---------- RECORDS FOR THE TASK

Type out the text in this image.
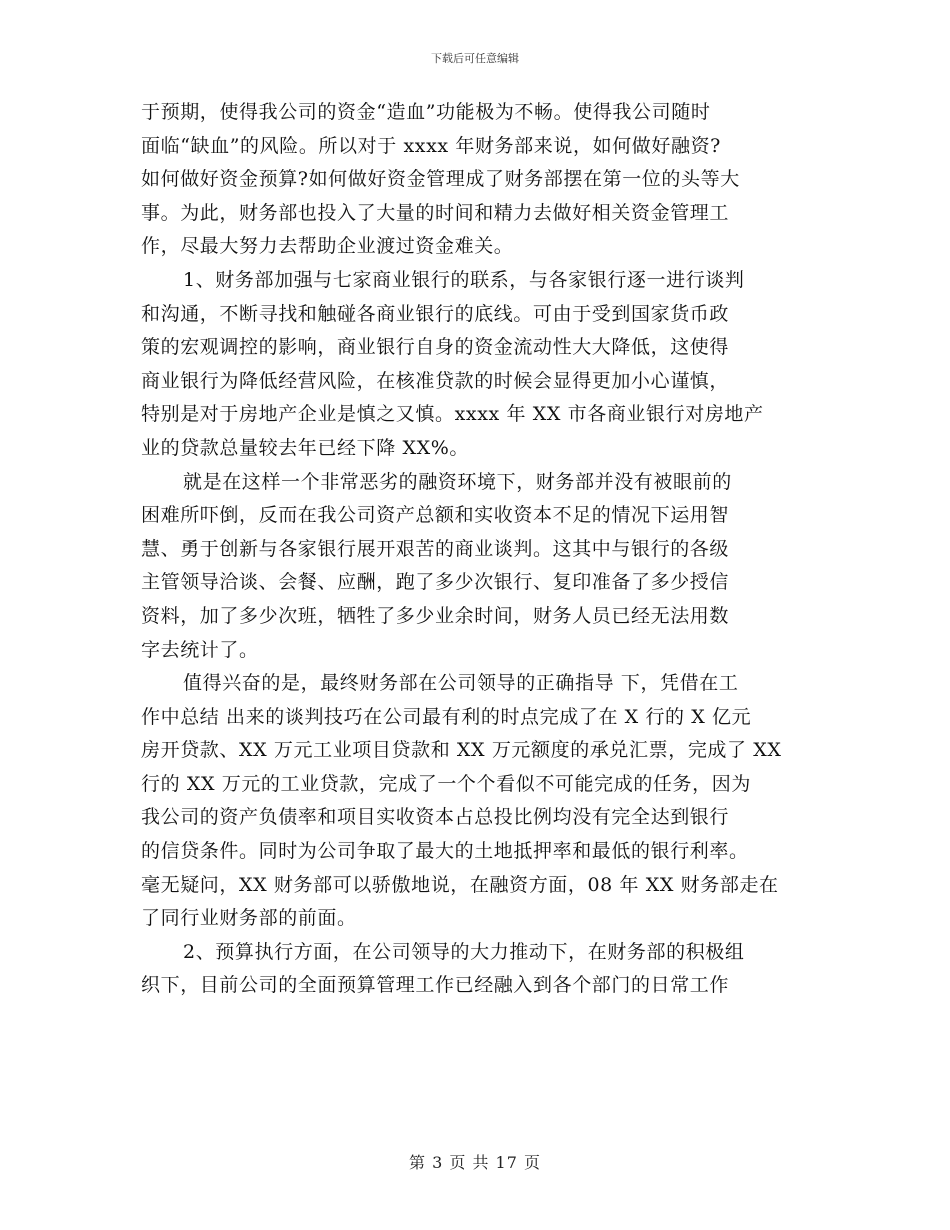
下载后可任意编辑

于预期，使得我公司的资金“造血”功能极为不畅。使得我公司随时
面临“缺血”的风险。所以对于 xxxx 年财务部来说，如何做好融资?
如何做好资金预算?如何做好资金管理成了财务部摆在第一位的头等大
事。为此，财务部也投入了大量的时间和精力去做好相关资金管理工
作，尽最大努力去帮助企业渡过资金难关。

1、财务部加强与七家商业银行的联系，与各家银行逐一进行谈判
和沟通，不断寻找和触碰各商业银行的底线。可由于受到国家货币政
策的宏观调控的影响，商业银行自身的资金流动性大大降低，这使得
商业银行为降低经营风险，在核准贷款的时候会显得更加小心谨慎，
特别是对于房地产企业是慎之又慎。xxxx 年 XX 市各商业银行对房地产
业的贷款总量较去年已经下降 XX%。

就是在这样一个非常恶劣的融资环境下，财务部并没有被眼前的
困难所吓倒，反而在我公司资产总额和实收资本不足的情况下运用智
慧、勇于创新与各家银行展开艰苦的商业谈判。这其中与银行的各级
主管领导洽谈、会餐、应酬，跑了多少次银行、复印准备了多少授信
资料，加了多少次班，牺牲了多少业余时间，财务人员已经无法用数
字去统计了。

值得兴奋的是，最终财务部在公司领导的正确指导 下，凭借在工
作中总结 出来的谈判技巧在公司最有利的时点完成了在 X 行的 X 亿元
房开贷款、XX 万元工业项目贷款和 XX 万元额度的承兑汇票，完成了 XX
行的 XX 万元的工业贷款，完成了一个个看似不可能完成的任务，因为
我公司的资产负债率和项目实收资本占总投比例均没有完全达到银行
的信贷条件。同时为公司争取了最大的土地抵押率和最低的银行利率。
毫无疑问，XX 财务部可以骄傲地说，在融资方面，08 年 XX 财务部走在
了同行业财务部的前面。

2、预算执行方面，在公司领导的大力推动下，在财务部的积极组
织下，目前公司的全面预算管理工作已经融入到各个部门的日常工作

第 3 页 共 17 页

--------------------

REQUIRED WORK
Reproduce each entry verbatim, excluding any embedded images.

TASK RESPONSE
Type out the text in this image.
下载后可任意编辑

于预期，使得我公司的资金“造血”功能极为不畅。使得我公司随时
面临“缺血”的风险。所以对于 xxxx 年财务部来说，如何做好融资?
如何做好资金预算?如何做好资金管理成了财务部摆在第一位的头等大
事。为此，财务部也投入了大量的时间和精力去做好相关资金管理工
作，尽最大努力去帮助企业渡过资金难关。

1、财务部加强与七家商业银行的联系，与各家银行逐一进行谈判
和沟通，不断寻找和触碰各商业银行的底线。可由于受到国家货币政
策的宏观调控的影响，商业银行自身的资金流动性大大降低，这使得
商业银行为降低经营风险，在核准贷款的时候会显得更加小心谨慎，
特别是对于房地产企业是慎之又慎。xxxx 年 XX 市各商业银行对房地产
业的贷款总量较去年已经下降 XX%。

就是在这样一个非常恶劣的融资环境下，财务部并没有被眼前的
困难所吓倒，反而在我公司资产总额和实收资本不足的情况下运用智
慧、勇于创新与各家银行展开艰苦的商业谈判。这其中与银行的各级
主管领导洽谈、会餐、应酬，跑了多少次银行、复印准备了多少授信
资料，加了多少次班，牺牲了多少业余时间，财务人员已经无法用数
字去统计了。

值得兴奋的是，最终财务部在公司领导的正确指导 下，凭借在工
作中总结 出来的谈判技巧在公司最有利的时点完成了在 X 行的 X 亿元
房开贷款、XX 万元工业项目贷款和 XX 万元额度的承兑汇票，完成了 XX
行的 XX 万元的工业贷款，完成了一个个看似不可能完成的任务，因为
我公司的资产负债率和项目实收资本占总投比例均没有完全达到银行
的信贷条件。同时为公司争取了最大的土地抵押率和最低的银行利率。
毫无疑问，XX 财务部可以骄傲地说，在融资方面，08 年 XX 财务部走在
了同行业财务部的前面。

2、预算执行方面，在公司领导的大力推动下，在财务部的积极组
织下，目前公司的全面预算管理工作已经融入到各个部门的日常工作

第 3 页 共 17 页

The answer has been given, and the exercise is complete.